- [WHAT IS NEEDED]: Go through the material and write it all out exactly, minus the pictures.

- [MATERIAL]:
* * *

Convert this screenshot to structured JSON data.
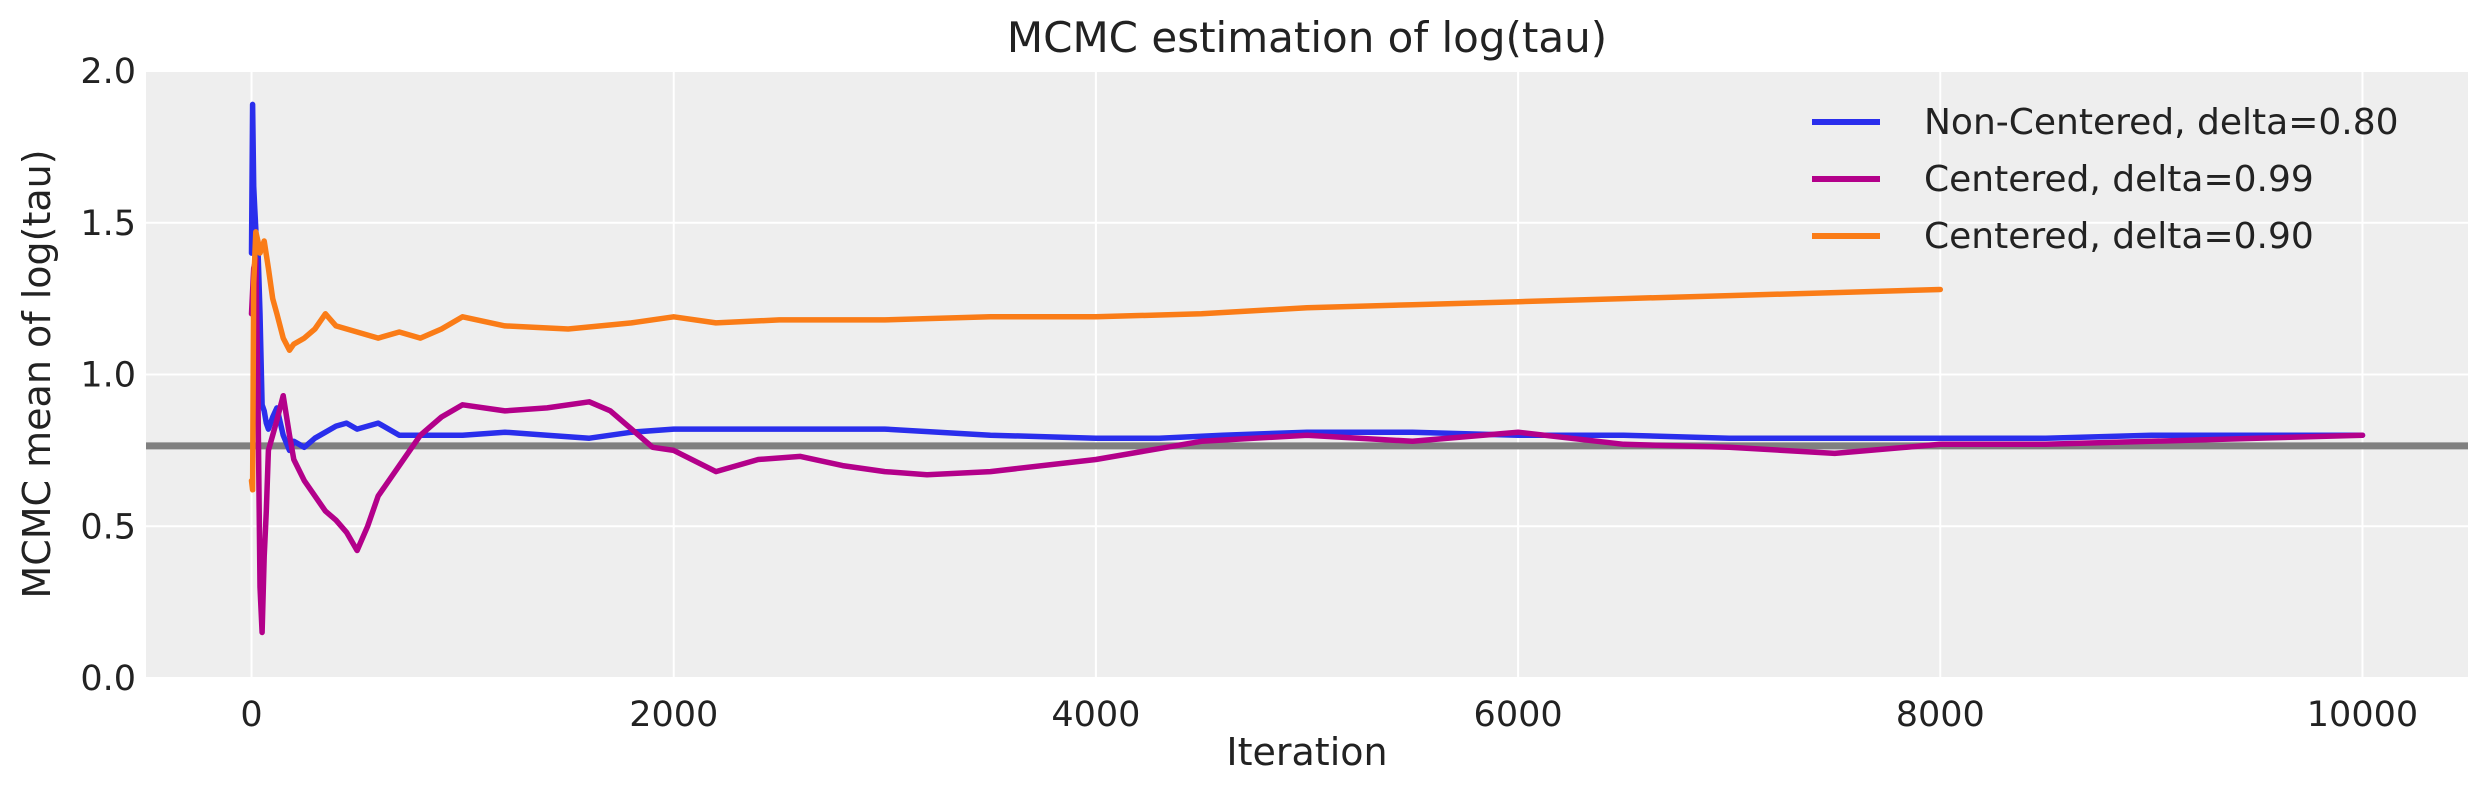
{
  "chart_data": {
    "type": "line",
    "title": "MCMC estimation of log(tau)",
    "xlabel": "Iteration",
    "ylabel": "MCMC mean of log(tau)",
    "xlim": [
      -500,
      10500
    ],
    "ylim": [
      0.0,
      2.0
    ],
    "xticks": [
      0,
      2000,
      4000,
      6000,
      8000,
      10000
    ],
    "xtick_labels": [
      "0",
      "2000",
      "4000",
      "6000",
      "8000",
      "10000"
    ],
    "yticks": [
      0.0,
      0.5,
      1.0,
      1.5,
      2.0
    ],
    "ytick_labels": [
      "0.0",
      "0.5",
      "1.0",
      "1.5",
      "2.0"
    ],
    "grid": true,
    "legend_position": "top-right",
    "reference_line": {
      "y": 0.765,
      "color": "#808080"
    },
    "series": [
      {
        "name": "Non-Centered, delta=0.80",
        "color": "#2a2eec",
        "x": [
          0,
          5,
          10,
          15,
          20,
          25,
          30,
          40,
          50,
          60,
          70,
          80,
          100,
          120,
          150,
          180,
          200,
          250,
          300,
          350,
          400,
          450,
          500,
          600,
          700,
          800,
          900,
          1000,
          1200,
          1400,
          1600,
          1800,
          2000,
          2200,
          2500,
          2800,
          3000,
          3500,
          4000,
          4300,
          4600,
          5000,
          5500,
          6000,
          6500,
          7000,
          7500,
          8000,
          8500,
          9000,
          9500,
          10000
        ],
        "values": [
          1.4,
          1.89,
          1.62,
          1.55,
          1.48,
          1.3,
          1.42,
          1.2,
          0.9,
          0.88,
          0.84,
          0.82,
          0.86,
          0.89,
          0.8,
          0.75,
          0.78,
          0.76,
          0.79,
          0.81,
          0.83,
          0.84,
          0.82,
          0.84,
          0.8,
          0.8,
          0.8,
          0.8,
          0.81,
          0.8,
          0.79,
          0.81,
          0.82,
          0.82,
          0.82,
          0.82,
          0.82,
          0.8,
          0.79,
          0.79,
          0.8,
          0.81,
          0.81,
          0.8,
          0.8,
          0.79,
          0.79,
          0.79,
          0.79,
          0.8,
          0.8,
          0.8
        ]
      },
      {
        "name": "Centered, delta=0.99",
        "color": "#b3008a",
        "x": [
          0,
          10,
          20,
          30,
          40,
          50,
          60,
          70,
          80,
          100,
          120,
          150,
          180,
          200,
          250,
          300,
          350,
          400,
          450,
          500,
          550,
          600,
          700,
          800,
          900,
          1000,
          1200,
          1400,
          1600,
          1700,
          1800,
          1900,
          2000,
          2200,
          2400,
          2600,
          2800,
          3000,
          3200,
          3500,
          4000,
          4500,
          5000,
          5500,
          6000,
          6500,
          7000,
          7500,
          8000,
          8500,
          9000,
          9500,
          10000
        ],
        "values": [
          1.2,
          1.35,
          1.38,
          0.95,
          0.3,
          0.15,
          0.4,
          0.55,
          0.75,
          0.8,
          0.85,
          0.93,
          0.8,
          0.72,
          0.65,
          0.6,
          0.55,
          0.52,
          0.48,
          0.42,
          0.5,
          0.6,
          0.7,
          0.8,
          0.86,
          0.9,
          0.88,
          0.89,
          0.91,
          0.88,
          0.82,
          0.76,
          0.75,
          0.68,
          0.72,
          0.73,
          0.7,
          0.68,
          0.67,
          0.68,
          0.72,
          0.78,
          0.8,
          0.78,
          0.81,
          0.77,
          0.76,
          0.74,
          0.77,
          0.77,
          0.78,
          0.79,
          0.8
        ]
      },
      {
        "name": "Centered, delta=0.90",
        "color": "#fa7c17",
        "x": [
          0,
          5,
          10,
          20,
          30,
          40,
          60,
          80,
          100,
          120,
          150,
          180,
          200,
          250,
          300,
          350,
          400,
          500,
          600,
          700,
          800,
          900,
          1000,
          1200,
          1500,
          1800,
          2000,
          2200,
          2500,
          3000,
          3500,
          4000,
          4500,
          5000,
          5500,
          6000,
          6500,
          7000,
          7500,
          8000
        ],
        "values": [
          0.65,
          0.62,
          1.3,
          1.47,
          1.44,
          1.4,
          1.44,
          1.35,
          1.25,
          1.2,
          1.12,
          1.08,
          1.1,
          1.12,
          1.15,
          1.2,
          1.16,
          1.14,
          1.12,
          1.14,
          1.12,
          1.15,
          1.19,
          1.16,
          1.15,
          1.17,
          1.19,
          1.17,
          1.18,
          1.18,
          1.19,
          1.19,
          1.2,
          1.22,
          1.23,
          1.24,
          1.25,
          1.26,
          1.27,
          1.28
        ]
      }
    ]
  }
}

* * *

- [RESULT OF THE TASK]:
Convert this screenshot to structured JSON data.
{
  "chart_data": {
    "type": "line",
    "title": "MCMC estimation of log(tau)",
    "xlabel": "Iteration",
    "ylabel": "MCMC mean of log(tau)",
    "xlim": [
      -500,
      10500
    ],
    "ylim": [
      0.0,
      2.0
    ],
    "xticks": [
      0,
      2000,
      4000,
      6000,
      8000,
      10000
    ],
    "xtick_labels": [
      "0",
      "2000",
      "4000",
      "6000",
      "8000",
      "10000"
    ],
    "yticks": [
      0.0,
      0.5,
      1.0,
      1.5,
      2.0
    ],
    "ytick_labels": [
      "0.0",
      "0.5",
      "1.0",
      "1.5",
      "2.0"
    ],
    "grid": true,
    "legend_position": "top-right",
    "reference_line": {
      "y": 0.765,
      "color": "#808080"
    },
    "series": [
      {
        "name": "Non-Centered, delta=0.80",
        "color": "#2a2eec",
        "x": [
          0,
          5,
          10,
          15,
          20,
          25,
          30,
          40,
          50,
          60,
          70,
          80,
          100,
          120,
          150,
          180,
          200,
          250,
          300,
          350,
          400,
          450,
          500,
          600,
          700,
          800,
          900,
          1000,
          1200,
          1400,
          1600,
          1800,
          2000,
          2200,
          2500,
          2800,
          3000,
          3500,
          4000,
          4300,
          4600,
          5000,
          5500,
          6000,
          6500,
          7000,
          7500,
          8000,
          8500,
          9000,
          9500,
          10000
        ],
        "values": [
          1.4,
          1.89,
          1.62,
          1.55,
          1.48,
          1.3,
          1.42,
          1.2,
          0.9,
          0.88,
          0.84,
          0.82,
          0.86,
          0.89,
          0.8,
          0.75,
          0.78,
          0.76,
          0.79,
          0.81,
          0.83,
          0.84,
          0.82,
          0.84,
          0.8,
          0.8,
          0.8,
          0.8,
          0.81,
          0.8,
          0.79,
          0.81,
          0.82,
          0.82,
          0.82,
          0.82,
          0.82,
          0.8,
          0.79,
          0.79,
          0.8,
          0.81,
          0.81,
          0.8,
          0.8,
          0.79,
          0.79,
          0.79,
          0.79,
          0.8,
          0.8,
          0.8
        ]
      },
      {
        "name": "Centered, delta=0.99",
        "color": "#b3008a",
        "x": [
          0,
          10,
          20,
          30,
          40,
          50,
          60,
          70,
          80,
          100,
          120,
          150,
          180,
          200,
          250,
          300,
          350,
          400,
          450,
          500,
          550,
          600,
          700,
          800,
          900,
          1000,
          1200,
          1400,
          1600,
          1700,
          1800,
          1900,
          2000,
          2200,
          2400,
          2600,
          2800,
          3000,
          3200,
          3500,
          4000,
          4500,
          5000,
          5500,
          6000,
          6500,
          7000,
          7500,
          8000,
          8500,
          9000,
          9500,
          10000
        ],
        "values": [
          1.2,
          1.35,
          1.38,
          0.95,
          0.3,
          0.15,
          0.4,
          0.55,
          0.75,
          0.8,
          0.85,
          0.93,
          0.8,
          0.72,
          0.65,
          0.6,
          0.55,
          0.52,
          0.48,
          0.42,
          0.5,
          0.6,
          0.7,
          0.8,
          0.86,
          0.9,
          0.88,
          0.89,
          0.91,
          0.88,
          0.82,
          0.76,
          0.75,
          0.68,
          0.72,
          0.73,
          0.7,
          0.68,
          0.67,
          0.68,
          0.72,
          0.78,
          0.8,
          0.78,
          0.81,
          0.77,
          0.76,
          0.74,
          0.77,
          0.77,
          0.78,
          0.79,
          0.8
        ]
      },
      {
        "name": "Centered, delta=0.90",
        "color": "#fa7c17",
        "x": [
          0,
          5,
          10,
          20,
          30,
          40,
          60,
          80,
          100,
          120,
          150,
          180,
          200,
          250,
          300,
          350,
          400,
          500,
          600,
          700,
          800,
          900,
          1000,
          1200,
          1500,
          1800,
          2000,
          2200,
          2500,
          3000,
          3500,
          4000,
          4500,
          5000,
          5500,
          6000,
          6500,
          7000,
          7500,
          8000
        ],
        "values": [
          0.65,
          0.62,
          1.3,
          1.47,
          1.44,
          1.4,
          1.44,
          1.35,
          1.25,
          1.2,
          1.12,
          1.08,
          1.1,
          1.12,
          1.15,
          1.2,
          1.16,
          1.14,
          1.12,
          1.14,
          1.12,
          1.15,
          1.19,
          1.16,
          1.15,
          1.17,
          1.19,
          1.17,
          1.18,
          1.18,
          1.19,
          1.19,
          1.2,
          1.22,
          1.23,
          1.24,
          1.25,
          1.26,
          1.27,
          1.28
        ]
      }
    ]
  }
}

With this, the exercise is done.